(Work to complete):
Extract each line containing the string "name".

--- Start Dataset ---

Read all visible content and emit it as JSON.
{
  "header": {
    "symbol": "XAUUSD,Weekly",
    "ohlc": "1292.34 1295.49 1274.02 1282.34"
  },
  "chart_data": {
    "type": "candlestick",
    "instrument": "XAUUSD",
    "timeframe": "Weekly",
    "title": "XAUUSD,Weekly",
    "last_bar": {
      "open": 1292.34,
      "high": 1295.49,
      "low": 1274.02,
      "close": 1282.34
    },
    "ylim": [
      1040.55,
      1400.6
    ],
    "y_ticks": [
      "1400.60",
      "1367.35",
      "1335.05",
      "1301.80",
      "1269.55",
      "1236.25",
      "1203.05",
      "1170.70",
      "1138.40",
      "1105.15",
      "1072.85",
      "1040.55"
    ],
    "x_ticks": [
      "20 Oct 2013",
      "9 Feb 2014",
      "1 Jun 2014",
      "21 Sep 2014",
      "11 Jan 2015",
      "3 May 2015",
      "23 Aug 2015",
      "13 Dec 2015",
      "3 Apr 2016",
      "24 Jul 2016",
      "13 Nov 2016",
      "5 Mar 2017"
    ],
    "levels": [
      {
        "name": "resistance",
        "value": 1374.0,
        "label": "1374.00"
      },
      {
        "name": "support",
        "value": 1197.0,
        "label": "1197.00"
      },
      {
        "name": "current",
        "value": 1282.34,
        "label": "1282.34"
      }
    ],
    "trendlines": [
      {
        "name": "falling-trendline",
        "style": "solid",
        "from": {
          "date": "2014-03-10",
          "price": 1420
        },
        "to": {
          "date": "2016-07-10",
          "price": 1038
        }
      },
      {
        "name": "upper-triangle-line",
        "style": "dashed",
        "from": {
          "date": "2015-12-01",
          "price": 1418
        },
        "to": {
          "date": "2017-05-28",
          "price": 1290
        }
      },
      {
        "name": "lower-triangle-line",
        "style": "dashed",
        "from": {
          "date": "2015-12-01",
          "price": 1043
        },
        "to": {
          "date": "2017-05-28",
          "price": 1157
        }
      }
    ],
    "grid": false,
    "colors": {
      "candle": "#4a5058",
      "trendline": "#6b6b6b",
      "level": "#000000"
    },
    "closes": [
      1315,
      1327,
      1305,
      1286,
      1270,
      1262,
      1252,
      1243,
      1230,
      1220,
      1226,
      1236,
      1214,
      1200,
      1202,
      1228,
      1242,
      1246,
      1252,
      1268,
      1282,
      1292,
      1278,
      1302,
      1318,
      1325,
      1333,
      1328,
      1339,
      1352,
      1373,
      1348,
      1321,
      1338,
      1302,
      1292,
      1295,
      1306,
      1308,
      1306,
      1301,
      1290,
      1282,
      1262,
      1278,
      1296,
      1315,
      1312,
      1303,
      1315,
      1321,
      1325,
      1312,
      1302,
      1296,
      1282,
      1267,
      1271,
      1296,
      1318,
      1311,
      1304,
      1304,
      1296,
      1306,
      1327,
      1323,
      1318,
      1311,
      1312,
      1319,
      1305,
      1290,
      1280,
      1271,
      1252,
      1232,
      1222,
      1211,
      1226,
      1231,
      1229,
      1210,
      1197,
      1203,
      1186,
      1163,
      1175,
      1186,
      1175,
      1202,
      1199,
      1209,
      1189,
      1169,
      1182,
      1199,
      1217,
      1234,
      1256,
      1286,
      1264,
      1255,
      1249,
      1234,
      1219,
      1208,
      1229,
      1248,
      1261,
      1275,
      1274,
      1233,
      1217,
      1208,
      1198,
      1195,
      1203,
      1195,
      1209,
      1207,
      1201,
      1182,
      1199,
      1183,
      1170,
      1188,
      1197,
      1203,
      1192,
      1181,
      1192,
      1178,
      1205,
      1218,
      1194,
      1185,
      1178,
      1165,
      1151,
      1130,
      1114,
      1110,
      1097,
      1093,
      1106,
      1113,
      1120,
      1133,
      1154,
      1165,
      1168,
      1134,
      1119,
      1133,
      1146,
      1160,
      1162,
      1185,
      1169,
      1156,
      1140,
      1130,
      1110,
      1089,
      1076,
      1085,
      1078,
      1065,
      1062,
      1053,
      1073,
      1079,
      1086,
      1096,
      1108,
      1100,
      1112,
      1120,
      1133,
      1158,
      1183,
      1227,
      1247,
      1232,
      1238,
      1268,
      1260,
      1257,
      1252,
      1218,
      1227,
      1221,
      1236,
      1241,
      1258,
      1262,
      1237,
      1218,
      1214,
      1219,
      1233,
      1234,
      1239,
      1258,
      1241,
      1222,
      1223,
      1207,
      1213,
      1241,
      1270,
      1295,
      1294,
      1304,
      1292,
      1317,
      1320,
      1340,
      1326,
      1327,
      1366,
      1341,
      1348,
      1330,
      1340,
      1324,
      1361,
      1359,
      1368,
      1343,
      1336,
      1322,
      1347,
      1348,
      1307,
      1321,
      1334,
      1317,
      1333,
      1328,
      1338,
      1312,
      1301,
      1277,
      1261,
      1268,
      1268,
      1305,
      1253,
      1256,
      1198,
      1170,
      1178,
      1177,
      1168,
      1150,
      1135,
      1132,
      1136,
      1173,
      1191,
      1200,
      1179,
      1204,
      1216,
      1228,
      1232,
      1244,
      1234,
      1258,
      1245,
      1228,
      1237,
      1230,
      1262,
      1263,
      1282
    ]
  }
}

--- End Dataset ---

(Written solution):
        "name": "resistance",
        "name": "support",
        "name": "current",
        "name": "falling-trendline",
        "name": "upper-triangle-line",
        "name": "lower-triangle-line",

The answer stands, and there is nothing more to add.